_Stated exercise_: Repeat each entry word for word. Leave any images out of the copy.

_Data supplied_:
----------

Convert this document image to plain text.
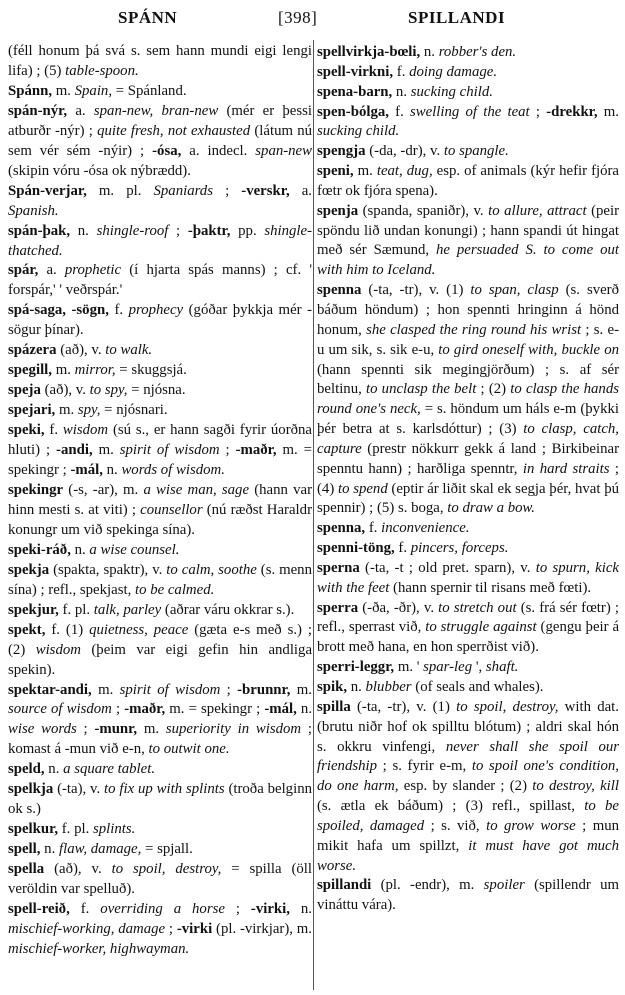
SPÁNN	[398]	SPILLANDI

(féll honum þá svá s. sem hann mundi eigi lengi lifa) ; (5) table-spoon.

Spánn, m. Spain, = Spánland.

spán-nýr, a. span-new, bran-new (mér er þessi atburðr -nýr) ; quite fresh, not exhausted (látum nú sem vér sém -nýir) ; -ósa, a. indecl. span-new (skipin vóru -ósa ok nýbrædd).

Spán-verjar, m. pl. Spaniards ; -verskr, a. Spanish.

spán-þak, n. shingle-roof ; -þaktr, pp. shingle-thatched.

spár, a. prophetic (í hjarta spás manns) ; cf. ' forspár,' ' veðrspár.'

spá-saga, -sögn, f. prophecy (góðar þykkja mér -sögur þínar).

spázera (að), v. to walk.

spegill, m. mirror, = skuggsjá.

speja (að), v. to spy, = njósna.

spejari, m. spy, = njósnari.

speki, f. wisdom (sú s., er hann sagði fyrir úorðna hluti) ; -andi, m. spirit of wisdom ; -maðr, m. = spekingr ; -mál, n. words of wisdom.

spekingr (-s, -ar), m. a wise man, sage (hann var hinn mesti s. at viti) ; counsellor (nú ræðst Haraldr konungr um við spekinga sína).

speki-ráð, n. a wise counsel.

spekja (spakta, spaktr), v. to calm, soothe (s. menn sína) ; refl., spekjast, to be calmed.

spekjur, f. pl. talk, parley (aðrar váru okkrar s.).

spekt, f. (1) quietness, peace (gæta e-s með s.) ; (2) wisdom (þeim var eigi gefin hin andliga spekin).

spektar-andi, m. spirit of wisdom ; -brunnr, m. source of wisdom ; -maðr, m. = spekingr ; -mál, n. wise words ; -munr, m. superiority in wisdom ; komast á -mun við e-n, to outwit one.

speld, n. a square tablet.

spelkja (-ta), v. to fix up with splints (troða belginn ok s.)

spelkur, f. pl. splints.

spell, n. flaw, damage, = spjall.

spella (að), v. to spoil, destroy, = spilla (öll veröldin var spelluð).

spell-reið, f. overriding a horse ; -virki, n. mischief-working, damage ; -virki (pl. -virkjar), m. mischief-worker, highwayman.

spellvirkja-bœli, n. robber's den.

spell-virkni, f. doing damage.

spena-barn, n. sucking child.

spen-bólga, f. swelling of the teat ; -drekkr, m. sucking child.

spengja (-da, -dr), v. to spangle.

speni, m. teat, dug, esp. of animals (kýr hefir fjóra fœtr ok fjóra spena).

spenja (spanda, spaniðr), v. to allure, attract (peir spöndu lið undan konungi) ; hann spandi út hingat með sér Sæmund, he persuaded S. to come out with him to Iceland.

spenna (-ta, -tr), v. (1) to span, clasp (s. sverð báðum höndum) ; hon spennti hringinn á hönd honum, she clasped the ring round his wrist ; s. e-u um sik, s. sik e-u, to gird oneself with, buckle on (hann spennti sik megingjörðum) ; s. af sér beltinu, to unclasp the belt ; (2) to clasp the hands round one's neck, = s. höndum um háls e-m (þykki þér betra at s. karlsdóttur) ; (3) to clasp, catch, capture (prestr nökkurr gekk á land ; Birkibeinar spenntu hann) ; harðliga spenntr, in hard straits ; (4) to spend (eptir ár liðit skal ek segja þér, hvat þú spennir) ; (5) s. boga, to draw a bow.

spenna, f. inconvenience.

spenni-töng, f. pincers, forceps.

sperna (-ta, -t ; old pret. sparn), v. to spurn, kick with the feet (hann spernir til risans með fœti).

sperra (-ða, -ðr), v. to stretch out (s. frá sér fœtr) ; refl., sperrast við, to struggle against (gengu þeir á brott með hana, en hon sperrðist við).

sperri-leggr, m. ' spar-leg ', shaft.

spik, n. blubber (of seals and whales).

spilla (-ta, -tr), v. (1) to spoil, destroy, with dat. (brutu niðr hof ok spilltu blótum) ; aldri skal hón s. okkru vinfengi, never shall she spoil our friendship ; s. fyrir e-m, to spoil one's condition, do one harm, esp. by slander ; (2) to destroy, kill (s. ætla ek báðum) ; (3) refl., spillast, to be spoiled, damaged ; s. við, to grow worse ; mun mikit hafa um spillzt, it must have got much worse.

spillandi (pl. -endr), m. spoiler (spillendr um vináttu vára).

----------

_Exercise solution_:
Convert this document image to plain text.
SPÁNN	[398]	SPILLANDI

(féll honum þá svá s. sem hann mundi eigi lengi lifa) ; (5) table-spoon.

Spánn, m. Spain, = Spánland.

spán-nýr, a. span-new, bran-new (mér er þessi atburðr -nýr) ; quite fresh, not exhausted (látum nú sem vér sém -nýir) ; -ósa, a. indecl. span-new (skipin vóru -ósa ok nýbrædd).

Spán-verjar, m. pl. Spaniards ; -verskr, a. Spanish.

spán-þak, n. shingle-roof ; -þaktr, pp. shingle-thatched.

spár, a. prophetic (í hjarta spás manns) ; cf. ' forspár,' ' veðrspár.'

spá-saga, -sögn, f. prophecy (góðar þykkja mér -sögur þínar).

spázera (að), v. to walk.

spegill, m. mirror, = skuggsjá.

speja (að), v. to spy, = njósna.

spejari, m. spy, = njósnari.

speki, f. wisdom (sú s., er hann sagði fyrir úorðna hluti) ; -andi, m. spirit of wisdom ; -maðr, m. = spekingr ; -mál, n. words of wisdom.

spekingr (-s, -ar), m. a wise man, sage (hann var hinn mesti s. at viti) ; counsellor (nú ræðst Haraldr konungr um við spekinga sína).

speki-ráð, n. a wise counsel.

spekja (spakta, spaktr), v. to calm, soothe (s. menn sína) ; refl., spekjast, to be calmed.

spekjur, f. pl. talk, parley (aðrar váru okkrar s.).

spekt, f. (1) quietness, peace (gæta e-s með s.) ; (2) wisdom (þeim var eigi gefin hin andliga spekin).

spektar-andi, m. spirit of wisdom ; -brunnr, m. source of wisdom ; -maðr, m. = spekingr ; -mál, n. wise words ; -munr, m. superiority in wisdom ; komast á -mun við e-n, to outwit one.

speld, n. a square tablet.

spelkja (-ta), v. to fix up with splints (troða belginn ok s.)

spelkur, f. pl. splints.

spell, n. flaw, damage, = spjall.

spella (að), v. to spoil, destroy, = spilla (öll veröldin var spelluð).

spell-reið, f. overriding a horse ; -virki, n. mischief-working, damage ; -virki (pl. -virkjar), m. mischief-worker, highwayman.

spellvirkja-bœli, n. robber's den.

spell-virkni, f. doing damage.

spena-barn, n. sucking child.

spen-bólga, f. swelling of the teat ; -drekkr, m. sucking child.

spengja (-da, -dr), v. to spangle.

speni, m. teat, dug, esp. of animals (kýr hefir fjóra fœtr ok fjóra spena).

spenja (spanda, spaniðr), v. to allure, attract (peir spöndu lið undan konungi) ; hann spandi út hingat með sér Sæmund, he persuaded S. to come out with him to Iceland.

spenna (-ta, -tr), v. (1) to span, clasp (s. sverð báðum höndum) ; hon spennti hringinn á hönd honum, she clasped the ring round his wrist ; s. e-u um sik, s. sik e-u, to gird oneself with, buckle on (hann spennti sik megingjörðum) ; s. af sér beltinu, to unclasp the belt ; (2) to clasp the hands round one's neck, = s. höndum um háls e-m (þykki þér betra at s. karlsdóttur) ; (3) to clasp, catch, capture (prestr nökkurr gekk á land ; Birkibeinar spenntu hann) ; harðliga spenntr, in hard straits ; (4) to spend (eptir ár liðit skal ek segja þér, hvat þú spennir) ; (5) s. boga, to draw a bow.

spenna, f. inconvenience.

spenni-töng, f. pincers, forceps.

sperna (-ta, -t ; old pret. sparn), v. to spurn, kick with the feet (hann spernir til risans með fœti).

sperra (-ða, -ðr), v. to stretch out (s. frá sér fœtr) ; refl., sperrast við, to struggle against (gengu þeir á brott með hana, en hon sperrðist við).

sperri-leggr, m. ' spar-leg ', shaft.

spik, n. blubber (of seals and whales).

spilla (-ta, -tr), v. (1) to spoil, destroy, with dat. (brutu niðr hof ok spilltu blótum) ; aldri skal hón s. okkru vinfengi, never shall she spoil our friendship ; s. fyrir e-m, to spoil one's condition, do one harm, esp. by slander ; (2) to destroy, kill (s. ætla ek báðum) ; (3) refl., spillast, to be spoiled, damaged ; s. við, to grow worse ; mun mikit hafa um spillzt, it must have got much worse.

spillandi (pl. -endr), m. spoiler (spillendr um vináttu vára).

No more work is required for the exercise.